> _Исходный текст_
Я больше всего сейчас занимаюсь новой имперской историей, так что, наверное, будет логично писать больше всего именно о ней. В российской историографии (имеется в виду написанное не в России, а о России - на любых языках) Новой имперской историей называют всплеск интереса к истории имперского периода (до 1917 г.), возникший в 90-е годы и продолжающийся до сих пор. Дело в том, что до этого на Западе гораздо актуальнее была советская и (анти)коммунистическая повестка, а у нас имперский период неизбежно рассматривался через идеологию - поэтому в обоих случаях взгляд на империю был довольно невнимательный, критический и сконцентрированный на идее о том, что Российская Империя была отсталой и плохо организованной страной, в которой постепенно накапливались противоречия, приведшие к ее краху. Все это еще накладывалось на общее скептическое отношение к империям, как к старомодным предвестникам современных национальных государств, главная задача которых была в их формировании. Однако в последние десятилетия случился так называемый имперский поворот - вдруг выяснилось, что с империями не все так просто, и они заслуживают гораздо более пристального и разнонаправленного внимания. Новая имперская история России идеально вписывается в этот поворот, и теперь империю Романовых изучают с разных точек зрения и без критического предубеждения. Поэтому с 90-х гг. вышли десятки монографий и очень хороших сборников статей на имперскую тематику, также выходят специальные журналы (главные - Ab Imperio и Kritika), и среди этого всего множество совершенно отличных текстов. Наверное, буду постепенно писать о некоторых из этих исследований.

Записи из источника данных
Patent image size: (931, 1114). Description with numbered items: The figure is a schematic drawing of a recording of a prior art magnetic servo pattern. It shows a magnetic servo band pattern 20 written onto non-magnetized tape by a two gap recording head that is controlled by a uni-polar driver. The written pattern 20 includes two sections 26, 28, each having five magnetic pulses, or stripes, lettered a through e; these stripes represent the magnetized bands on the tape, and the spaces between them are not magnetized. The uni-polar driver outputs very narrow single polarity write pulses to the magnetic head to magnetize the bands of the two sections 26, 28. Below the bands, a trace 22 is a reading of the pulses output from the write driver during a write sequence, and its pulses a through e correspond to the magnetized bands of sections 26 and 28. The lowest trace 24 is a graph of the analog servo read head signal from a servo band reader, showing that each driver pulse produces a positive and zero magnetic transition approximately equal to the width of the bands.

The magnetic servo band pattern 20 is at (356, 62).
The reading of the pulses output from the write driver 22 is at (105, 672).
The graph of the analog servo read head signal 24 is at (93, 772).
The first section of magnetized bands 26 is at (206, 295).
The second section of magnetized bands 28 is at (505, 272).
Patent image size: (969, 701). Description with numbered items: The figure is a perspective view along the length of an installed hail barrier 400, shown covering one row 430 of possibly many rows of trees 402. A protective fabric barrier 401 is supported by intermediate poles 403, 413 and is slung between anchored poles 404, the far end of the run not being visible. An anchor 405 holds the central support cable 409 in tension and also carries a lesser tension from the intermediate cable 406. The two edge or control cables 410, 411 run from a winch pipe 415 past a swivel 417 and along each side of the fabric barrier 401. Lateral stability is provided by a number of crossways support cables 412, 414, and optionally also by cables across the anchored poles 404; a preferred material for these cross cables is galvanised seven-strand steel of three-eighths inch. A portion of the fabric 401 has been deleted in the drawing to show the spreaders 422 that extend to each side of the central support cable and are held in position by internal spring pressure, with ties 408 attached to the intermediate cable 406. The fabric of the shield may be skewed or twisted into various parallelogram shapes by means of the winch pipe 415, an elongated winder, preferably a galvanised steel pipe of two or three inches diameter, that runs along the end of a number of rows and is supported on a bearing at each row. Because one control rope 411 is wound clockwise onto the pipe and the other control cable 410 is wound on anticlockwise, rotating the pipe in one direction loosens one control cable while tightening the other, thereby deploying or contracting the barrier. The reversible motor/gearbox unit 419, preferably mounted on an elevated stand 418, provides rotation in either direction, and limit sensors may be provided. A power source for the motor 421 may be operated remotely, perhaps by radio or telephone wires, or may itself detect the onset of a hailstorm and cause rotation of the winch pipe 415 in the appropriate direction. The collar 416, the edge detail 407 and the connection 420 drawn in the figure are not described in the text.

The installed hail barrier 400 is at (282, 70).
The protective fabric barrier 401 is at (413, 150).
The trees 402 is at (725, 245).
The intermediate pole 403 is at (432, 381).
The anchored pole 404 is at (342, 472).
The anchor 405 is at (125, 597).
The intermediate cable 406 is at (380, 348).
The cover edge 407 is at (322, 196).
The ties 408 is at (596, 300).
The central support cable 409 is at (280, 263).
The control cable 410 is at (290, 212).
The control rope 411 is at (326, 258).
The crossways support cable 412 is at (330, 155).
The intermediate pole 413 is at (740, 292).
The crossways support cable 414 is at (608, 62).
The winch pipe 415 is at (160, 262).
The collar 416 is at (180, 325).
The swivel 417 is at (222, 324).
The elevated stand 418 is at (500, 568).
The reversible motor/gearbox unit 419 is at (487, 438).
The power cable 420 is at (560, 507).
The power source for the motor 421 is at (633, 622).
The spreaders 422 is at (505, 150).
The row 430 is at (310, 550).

> _Задания_
(a) Переведите на английский язык предложение из текста о новой имперской истории: «Однако в последние десятилетия случился так называемый имперский поворот - вдруг выяснилось, что с империями не все так просто, и они заслуживают гораздо более пристального и разнонаправленного внимания.»
(b) Какие журналы текст о новой имперской истории называет главными среди специальных изданий?
(c) Допишите текст о новой имперской истории, продолжив его после последнего предложения.
Записи представляют собой самостоятельный материал.

> _Ответы_
(a) However, in recent decades a so-called imperial turn took place: it suddenly became clear that empires are not so simple and that they deserve far closer and more multidirectional attention.

(b) Ab Imperio и Kritika.

(c)
Уже в 90-е вышло немало выдающихся книг по Новой имперской истории России. Одной из первых стала книга Андреаса Капеллера "Россия - многонациональная империя", которая впервые рассматривала Российскую империю не как империю русских, управляющих другими народами, а как империю, состоящую из многочисленных народностей, у каждой из которых есть свой голос и свой исторический нарратив (или несколько). Книга Капеллера давно стала классикой. Еще в 90-е выходили такие фундаментальные труды всеми любимых британских ученых, как "Россия: народ и империя" Джеффри Хоскинга и Russian Empire and its Rivals Доминика Ливена, название которой неудачно переведено, как "Российская империя и ее враги" - rivals это все-таки не враги, а гораздо шире. Из русскоязычных трудов самым фундаментальным стал, наверное, двухтомник Бориса Миронова "Социальная история России периода империи", впервые вышедший в 1999 г.